• INSTRUCTIONS TO FOLLOW
Check every line of the entries for "name", and copy the lines that hold it.

• RECORD EXTRACTS

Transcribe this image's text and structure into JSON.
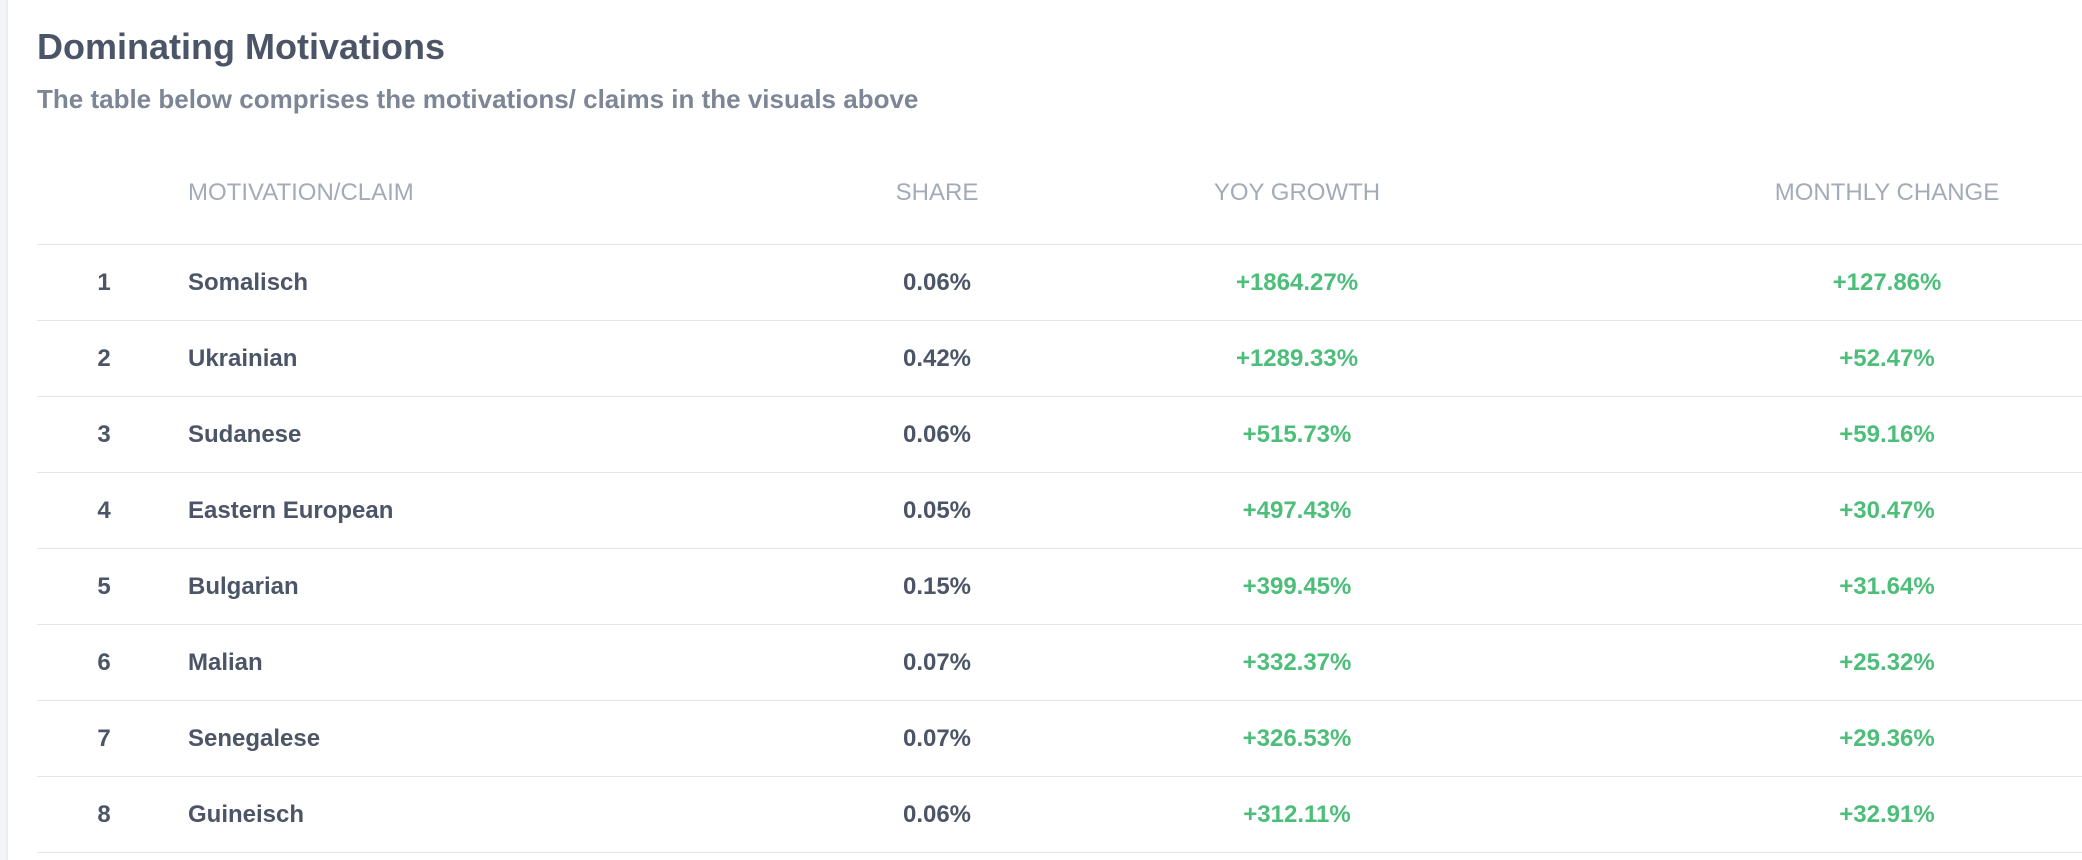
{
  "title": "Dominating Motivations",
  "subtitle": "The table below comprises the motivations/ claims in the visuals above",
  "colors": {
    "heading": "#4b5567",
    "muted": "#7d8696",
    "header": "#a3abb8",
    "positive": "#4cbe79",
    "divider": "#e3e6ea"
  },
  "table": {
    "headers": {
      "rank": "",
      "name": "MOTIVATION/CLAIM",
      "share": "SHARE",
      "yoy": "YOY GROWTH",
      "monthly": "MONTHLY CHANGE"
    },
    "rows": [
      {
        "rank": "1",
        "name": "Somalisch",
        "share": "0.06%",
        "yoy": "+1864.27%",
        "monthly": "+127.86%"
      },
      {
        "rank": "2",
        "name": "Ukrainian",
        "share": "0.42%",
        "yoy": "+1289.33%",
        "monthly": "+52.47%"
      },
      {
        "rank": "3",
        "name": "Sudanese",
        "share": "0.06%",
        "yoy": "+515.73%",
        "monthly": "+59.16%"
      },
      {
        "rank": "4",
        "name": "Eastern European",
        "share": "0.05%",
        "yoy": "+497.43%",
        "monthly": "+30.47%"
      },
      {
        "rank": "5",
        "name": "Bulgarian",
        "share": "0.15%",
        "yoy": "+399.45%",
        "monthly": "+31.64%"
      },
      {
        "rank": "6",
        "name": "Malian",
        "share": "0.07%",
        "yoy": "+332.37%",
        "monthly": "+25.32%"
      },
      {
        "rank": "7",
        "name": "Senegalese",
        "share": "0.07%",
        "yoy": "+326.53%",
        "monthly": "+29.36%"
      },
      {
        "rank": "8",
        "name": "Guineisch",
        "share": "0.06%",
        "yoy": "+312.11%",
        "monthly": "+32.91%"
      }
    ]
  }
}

• THE OUTPUT
      "name": "MOTIVATION/CLAIM",
        "name": "Somalisch",
        "name": "Ukrainian",
        "name": "Sudanese",
        "name": "Eastern European",
        "name": "Bulgarian",
        "name": "Malian",
        "name": "Senegalese",
        "name": "Guineisch",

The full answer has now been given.